Records excerpted from a collection:
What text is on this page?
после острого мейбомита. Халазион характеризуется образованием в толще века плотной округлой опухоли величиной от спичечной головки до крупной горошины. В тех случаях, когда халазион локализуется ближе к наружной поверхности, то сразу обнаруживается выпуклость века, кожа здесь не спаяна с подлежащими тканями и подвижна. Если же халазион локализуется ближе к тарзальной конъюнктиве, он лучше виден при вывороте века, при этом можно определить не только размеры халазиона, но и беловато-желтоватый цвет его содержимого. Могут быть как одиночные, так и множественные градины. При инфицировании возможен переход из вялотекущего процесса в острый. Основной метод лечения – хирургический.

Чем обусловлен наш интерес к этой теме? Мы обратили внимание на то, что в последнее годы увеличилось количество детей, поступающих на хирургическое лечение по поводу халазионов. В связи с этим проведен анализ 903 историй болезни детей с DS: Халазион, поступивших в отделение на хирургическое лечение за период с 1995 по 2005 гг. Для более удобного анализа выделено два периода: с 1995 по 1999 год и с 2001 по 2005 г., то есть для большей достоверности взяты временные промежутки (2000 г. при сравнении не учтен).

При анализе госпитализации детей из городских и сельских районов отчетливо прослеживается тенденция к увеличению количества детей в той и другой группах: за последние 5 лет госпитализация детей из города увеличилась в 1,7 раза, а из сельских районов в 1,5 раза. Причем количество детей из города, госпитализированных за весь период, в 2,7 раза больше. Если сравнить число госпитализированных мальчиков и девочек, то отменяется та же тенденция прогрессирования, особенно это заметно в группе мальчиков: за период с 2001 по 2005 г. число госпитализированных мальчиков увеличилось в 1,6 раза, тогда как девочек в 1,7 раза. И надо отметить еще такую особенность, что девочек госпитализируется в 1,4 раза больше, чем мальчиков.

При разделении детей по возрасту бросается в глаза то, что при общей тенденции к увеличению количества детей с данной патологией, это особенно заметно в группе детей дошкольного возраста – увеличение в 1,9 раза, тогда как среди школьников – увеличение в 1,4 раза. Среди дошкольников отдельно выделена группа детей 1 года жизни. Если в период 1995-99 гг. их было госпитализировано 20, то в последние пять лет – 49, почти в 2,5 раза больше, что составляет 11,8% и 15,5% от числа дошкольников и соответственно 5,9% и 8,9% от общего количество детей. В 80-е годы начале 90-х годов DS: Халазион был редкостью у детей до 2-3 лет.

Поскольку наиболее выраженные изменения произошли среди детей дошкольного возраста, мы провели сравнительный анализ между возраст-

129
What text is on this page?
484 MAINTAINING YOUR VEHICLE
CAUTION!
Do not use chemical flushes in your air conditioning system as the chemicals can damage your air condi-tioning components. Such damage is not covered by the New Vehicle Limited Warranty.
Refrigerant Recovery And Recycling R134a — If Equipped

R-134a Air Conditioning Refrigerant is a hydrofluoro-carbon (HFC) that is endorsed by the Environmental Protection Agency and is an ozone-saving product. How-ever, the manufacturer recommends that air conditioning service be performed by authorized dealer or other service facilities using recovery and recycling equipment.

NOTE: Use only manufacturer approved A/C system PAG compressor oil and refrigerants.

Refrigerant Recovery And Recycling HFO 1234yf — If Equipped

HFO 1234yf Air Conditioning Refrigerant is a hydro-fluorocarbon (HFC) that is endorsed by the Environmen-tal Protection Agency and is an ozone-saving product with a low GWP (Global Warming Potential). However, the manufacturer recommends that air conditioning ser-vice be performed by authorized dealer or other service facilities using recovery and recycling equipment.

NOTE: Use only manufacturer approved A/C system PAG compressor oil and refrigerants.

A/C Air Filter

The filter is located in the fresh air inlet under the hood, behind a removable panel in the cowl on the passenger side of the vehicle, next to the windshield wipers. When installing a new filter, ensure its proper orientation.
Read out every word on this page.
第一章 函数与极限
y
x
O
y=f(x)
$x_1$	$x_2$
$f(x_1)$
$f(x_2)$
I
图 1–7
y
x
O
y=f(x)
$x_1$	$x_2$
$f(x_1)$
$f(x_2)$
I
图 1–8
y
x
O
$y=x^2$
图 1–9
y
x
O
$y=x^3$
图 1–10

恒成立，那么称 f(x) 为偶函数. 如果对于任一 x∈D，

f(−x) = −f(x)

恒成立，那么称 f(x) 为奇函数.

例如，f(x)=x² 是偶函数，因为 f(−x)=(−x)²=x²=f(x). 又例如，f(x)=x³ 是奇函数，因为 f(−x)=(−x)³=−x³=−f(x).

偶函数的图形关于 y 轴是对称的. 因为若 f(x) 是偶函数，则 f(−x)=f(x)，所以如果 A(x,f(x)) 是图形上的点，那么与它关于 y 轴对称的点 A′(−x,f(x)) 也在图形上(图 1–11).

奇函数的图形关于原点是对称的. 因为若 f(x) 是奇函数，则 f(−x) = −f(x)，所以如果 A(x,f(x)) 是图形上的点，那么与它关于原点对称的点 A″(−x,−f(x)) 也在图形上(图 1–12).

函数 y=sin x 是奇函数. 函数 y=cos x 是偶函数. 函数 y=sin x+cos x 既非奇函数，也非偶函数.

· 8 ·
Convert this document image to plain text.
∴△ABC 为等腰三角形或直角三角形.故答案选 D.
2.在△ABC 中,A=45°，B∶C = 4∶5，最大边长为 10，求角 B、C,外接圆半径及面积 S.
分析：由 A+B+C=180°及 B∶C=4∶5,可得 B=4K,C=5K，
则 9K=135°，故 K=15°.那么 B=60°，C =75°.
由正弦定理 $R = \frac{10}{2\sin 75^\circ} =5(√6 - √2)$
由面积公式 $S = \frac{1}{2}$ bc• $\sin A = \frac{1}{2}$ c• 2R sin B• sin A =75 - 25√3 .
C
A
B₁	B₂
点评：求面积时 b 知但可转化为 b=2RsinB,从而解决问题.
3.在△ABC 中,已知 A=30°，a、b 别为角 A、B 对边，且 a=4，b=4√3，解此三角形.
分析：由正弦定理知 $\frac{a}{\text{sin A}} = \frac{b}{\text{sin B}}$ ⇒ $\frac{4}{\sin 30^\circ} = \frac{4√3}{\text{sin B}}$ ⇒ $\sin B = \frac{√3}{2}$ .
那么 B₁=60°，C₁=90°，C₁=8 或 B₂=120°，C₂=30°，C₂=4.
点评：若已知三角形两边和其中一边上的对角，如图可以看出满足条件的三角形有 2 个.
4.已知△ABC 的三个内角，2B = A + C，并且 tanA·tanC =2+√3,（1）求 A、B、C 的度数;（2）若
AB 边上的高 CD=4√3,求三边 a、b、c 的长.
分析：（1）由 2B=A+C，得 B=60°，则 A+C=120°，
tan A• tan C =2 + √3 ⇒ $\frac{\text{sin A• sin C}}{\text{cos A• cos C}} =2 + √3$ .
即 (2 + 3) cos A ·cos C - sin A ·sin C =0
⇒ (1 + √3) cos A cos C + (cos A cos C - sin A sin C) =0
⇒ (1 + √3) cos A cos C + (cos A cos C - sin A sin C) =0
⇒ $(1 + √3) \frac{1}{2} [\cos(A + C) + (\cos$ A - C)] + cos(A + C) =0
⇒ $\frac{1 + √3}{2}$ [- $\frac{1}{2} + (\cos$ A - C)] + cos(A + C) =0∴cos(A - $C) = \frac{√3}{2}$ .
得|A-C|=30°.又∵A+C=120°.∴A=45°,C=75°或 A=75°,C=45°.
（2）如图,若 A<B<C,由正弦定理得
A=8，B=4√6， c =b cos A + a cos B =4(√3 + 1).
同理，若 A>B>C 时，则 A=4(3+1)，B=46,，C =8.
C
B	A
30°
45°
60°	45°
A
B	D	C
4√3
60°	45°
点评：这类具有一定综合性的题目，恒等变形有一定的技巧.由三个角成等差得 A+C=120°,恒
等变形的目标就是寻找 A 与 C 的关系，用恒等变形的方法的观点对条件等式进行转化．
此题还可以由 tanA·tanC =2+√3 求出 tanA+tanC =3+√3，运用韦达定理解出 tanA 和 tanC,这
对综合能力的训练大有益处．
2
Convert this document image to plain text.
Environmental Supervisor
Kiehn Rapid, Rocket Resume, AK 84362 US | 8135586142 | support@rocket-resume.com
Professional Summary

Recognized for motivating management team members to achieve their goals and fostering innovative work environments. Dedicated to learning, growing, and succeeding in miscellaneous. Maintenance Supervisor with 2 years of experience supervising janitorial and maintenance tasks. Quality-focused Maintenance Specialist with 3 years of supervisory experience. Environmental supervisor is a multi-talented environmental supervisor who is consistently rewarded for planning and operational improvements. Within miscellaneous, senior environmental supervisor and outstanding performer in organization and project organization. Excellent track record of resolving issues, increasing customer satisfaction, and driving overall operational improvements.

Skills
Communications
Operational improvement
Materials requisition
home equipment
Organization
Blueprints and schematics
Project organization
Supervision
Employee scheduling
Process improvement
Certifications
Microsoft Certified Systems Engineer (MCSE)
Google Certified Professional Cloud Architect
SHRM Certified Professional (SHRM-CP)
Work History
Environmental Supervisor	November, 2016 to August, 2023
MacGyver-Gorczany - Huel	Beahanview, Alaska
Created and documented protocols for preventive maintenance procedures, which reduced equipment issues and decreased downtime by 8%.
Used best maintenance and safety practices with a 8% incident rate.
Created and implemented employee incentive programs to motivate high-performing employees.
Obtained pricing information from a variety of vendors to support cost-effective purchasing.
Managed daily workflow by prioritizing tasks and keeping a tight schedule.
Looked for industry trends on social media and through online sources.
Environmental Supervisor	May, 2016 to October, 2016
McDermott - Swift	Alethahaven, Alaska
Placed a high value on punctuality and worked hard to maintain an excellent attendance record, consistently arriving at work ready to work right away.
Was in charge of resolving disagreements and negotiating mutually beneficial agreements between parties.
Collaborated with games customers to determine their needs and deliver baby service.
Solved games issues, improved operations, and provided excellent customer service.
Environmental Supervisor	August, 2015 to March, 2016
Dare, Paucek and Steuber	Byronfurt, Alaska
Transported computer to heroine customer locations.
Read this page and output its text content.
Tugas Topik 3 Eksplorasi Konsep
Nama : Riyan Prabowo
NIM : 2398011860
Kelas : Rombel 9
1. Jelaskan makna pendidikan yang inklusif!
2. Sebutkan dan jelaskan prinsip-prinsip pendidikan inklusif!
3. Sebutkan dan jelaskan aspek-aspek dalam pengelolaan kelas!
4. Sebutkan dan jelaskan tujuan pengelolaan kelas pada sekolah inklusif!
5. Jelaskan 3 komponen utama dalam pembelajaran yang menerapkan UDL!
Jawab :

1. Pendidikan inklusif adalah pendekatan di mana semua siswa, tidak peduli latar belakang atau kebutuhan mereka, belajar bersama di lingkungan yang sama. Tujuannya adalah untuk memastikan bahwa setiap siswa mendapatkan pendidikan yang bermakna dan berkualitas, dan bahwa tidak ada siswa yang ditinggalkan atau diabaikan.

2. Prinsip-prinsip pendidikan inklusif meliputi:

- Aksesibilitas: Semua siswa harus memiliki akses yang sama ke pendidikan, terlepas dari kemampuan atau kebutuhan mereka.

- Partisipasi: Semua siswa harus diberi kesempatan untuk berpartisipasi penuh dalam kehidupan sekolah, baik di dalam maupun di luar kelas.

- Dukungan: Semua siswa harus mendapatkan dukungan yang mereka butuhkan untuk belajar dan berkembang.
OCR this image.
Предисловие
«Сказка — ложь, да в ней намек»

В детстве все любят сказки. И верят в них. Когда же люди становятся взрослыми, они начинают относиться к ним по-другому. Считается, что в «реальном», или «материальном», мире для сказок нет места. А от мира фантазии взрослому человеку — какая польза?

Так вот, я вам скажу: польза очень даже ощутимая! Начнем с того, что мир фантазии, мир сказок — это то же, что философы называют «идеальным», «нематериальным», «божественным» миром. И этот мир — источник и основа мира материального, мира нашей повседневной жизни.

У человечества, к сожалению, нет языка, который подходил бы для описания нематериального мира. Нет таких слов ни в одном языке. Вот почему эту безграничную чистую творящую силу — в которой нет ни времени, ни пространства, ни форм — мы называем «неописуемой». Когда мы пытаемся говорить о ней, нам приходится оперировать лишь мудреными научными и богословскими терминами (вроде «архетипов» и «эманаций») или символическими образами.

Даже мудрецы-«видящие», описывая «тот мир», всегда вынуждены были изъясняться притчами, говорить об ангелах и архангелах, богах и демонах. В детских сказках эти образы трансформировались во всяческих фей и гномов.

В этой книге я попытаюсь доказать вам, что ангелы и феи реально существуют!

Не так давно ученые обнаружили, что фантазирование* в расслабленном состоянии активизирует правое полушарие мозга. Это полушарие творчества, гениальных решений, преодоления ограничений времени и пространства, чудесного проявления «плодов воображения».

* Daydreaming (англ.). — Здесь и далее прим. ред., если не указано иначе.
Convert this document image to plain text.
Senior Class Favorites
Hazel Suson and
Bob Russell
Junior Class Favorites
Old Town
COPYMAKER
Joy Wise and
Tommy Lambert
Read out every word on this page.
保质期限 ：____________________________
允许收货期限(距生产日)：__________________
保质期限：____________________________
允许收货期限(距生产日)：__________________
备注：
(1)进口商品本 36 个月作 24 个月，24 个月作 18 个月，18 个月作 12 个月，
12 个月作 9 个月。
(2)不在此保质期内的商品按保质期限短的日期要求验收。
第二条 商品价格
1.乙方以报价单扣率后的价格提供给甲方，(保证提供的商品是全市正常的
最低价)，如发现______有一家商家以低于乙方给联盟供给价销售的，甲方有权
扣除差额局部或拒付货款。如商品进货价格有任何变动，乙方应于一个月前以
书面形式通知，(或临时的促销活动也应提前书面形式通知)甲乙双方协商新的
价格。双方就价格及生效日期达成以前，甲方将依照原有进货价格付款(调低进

» Exercise task
From the listing above, pick out every line containing "sekolah".

» Answer in full
4. Sebutkan dan jelaskan tujuan pengelolaan kelas pada sekolah inklusif!
- Partisipasi: Semua siswa harus diberi kesempatan untuk berpartisipasi penuh dalam kehidupan sekolah, baik di dalam maupun di luar kelas.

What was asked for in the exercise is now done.